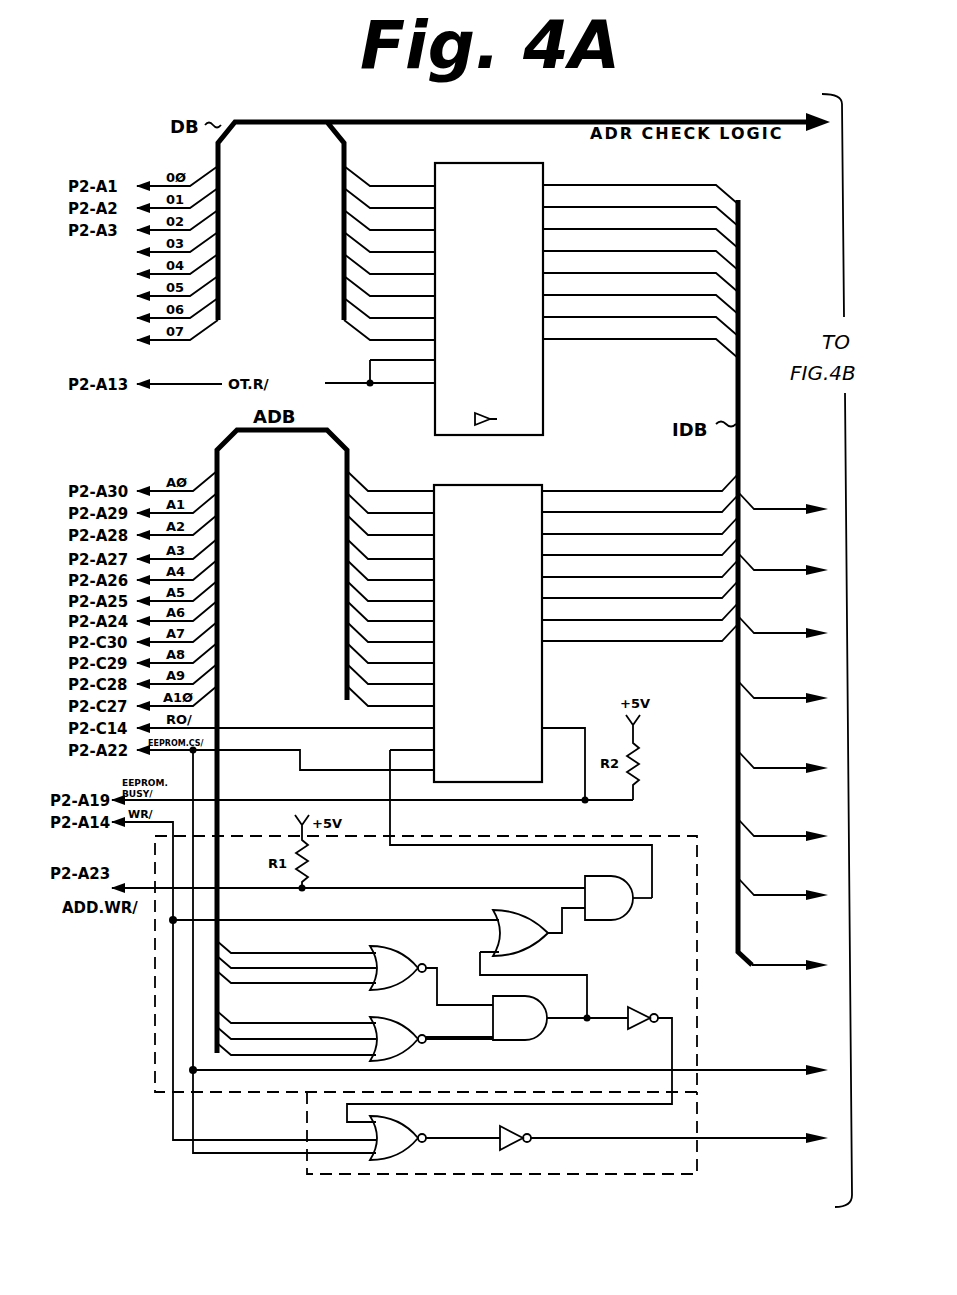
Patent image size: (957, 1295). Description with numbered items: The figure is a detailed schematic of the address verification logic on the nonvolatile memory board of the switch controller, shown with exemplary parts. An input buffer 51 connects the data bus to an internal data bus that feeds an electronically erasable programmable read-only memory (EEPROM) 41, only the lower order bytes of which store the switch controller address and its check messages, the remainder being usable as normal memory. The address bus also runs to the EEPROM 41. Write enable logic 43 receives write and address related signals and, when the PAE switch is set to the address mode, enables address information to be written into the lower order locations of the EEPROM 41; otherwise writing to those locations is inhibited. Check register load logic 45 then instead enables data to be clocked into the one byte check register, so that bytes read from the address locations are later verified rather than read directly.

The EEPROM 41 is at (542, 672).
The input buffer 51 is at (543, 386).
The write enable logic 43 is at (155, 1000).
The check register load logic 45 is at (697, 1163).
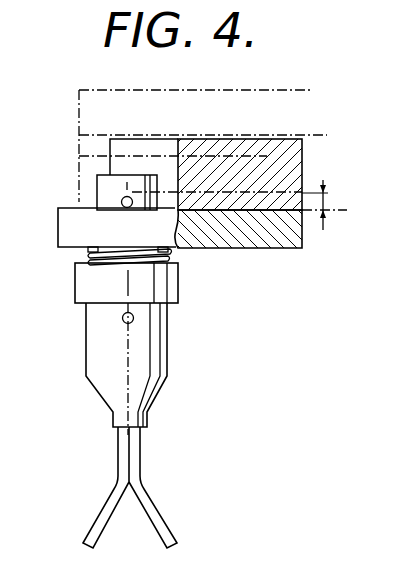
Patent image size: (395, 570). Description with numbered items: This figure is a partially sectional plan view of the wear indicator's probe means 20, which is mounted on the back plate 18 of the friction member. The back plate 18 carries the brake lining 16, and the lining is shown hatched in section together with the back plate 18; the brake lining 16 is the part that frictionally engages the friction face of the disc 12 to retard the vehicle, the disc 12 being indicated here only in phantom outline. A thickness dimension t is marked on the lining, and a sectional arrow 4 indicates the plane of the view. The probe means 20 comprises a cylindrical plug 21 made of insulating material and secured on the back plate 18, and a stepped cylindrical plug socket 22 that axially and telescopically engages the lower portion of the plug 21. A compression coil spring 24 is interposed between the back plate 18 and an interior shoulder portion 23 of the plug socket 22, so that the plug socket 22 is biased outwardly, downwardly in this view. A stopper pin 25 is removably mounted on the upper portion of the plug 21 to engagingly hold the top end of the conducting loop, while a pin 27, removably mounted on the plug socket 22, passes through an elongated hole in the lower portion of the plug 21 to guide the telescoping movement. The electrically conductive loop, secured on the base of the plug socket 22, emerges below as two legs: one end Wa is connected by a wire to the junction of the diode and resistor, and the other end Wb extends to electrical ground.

------------------------------------------------

• [EXERCISE PROMPT]
Edit the listing from its first line through the line that contains "The check register", replacing "schematic" with "diagram" and leaving all else unchanged. Leave the pictures out of the answer.

• [THE RESULT]
Patent image size: (957, 1295). Description with numbered items: The figure is a detailed diagram of the address verification logic on the nonvolatile memory board of the switch controller, shown with exemplary parts. An input buffer 51 connects the data bus to an internal data bus that feeds an electronically erasable programmable read-only memory (EEPROM) 41, only the lower order bytes of which store the switch controller address and its check messages, the remainder being usable as normal memory. The address bus also runs to the EEPROM 41. Write enable logic 43 receives write and address related signals and, when the PAE switch is set to the address mode, enables address information to be written into the lower order locations of the EEPROM 41; otherwise writing to those locations is inhibited. Check register load logic 45 then instead enables data to be clocked into the one byte check register, so that bytes read from the address locations are later verified rather than read directly.

The EEPROM 41 is at (542, 672).
The input buffer 51 is at (543, 386).
The write enable logic 43 is at (155, 1000).
The check register load logic 45 is at (697, 1163).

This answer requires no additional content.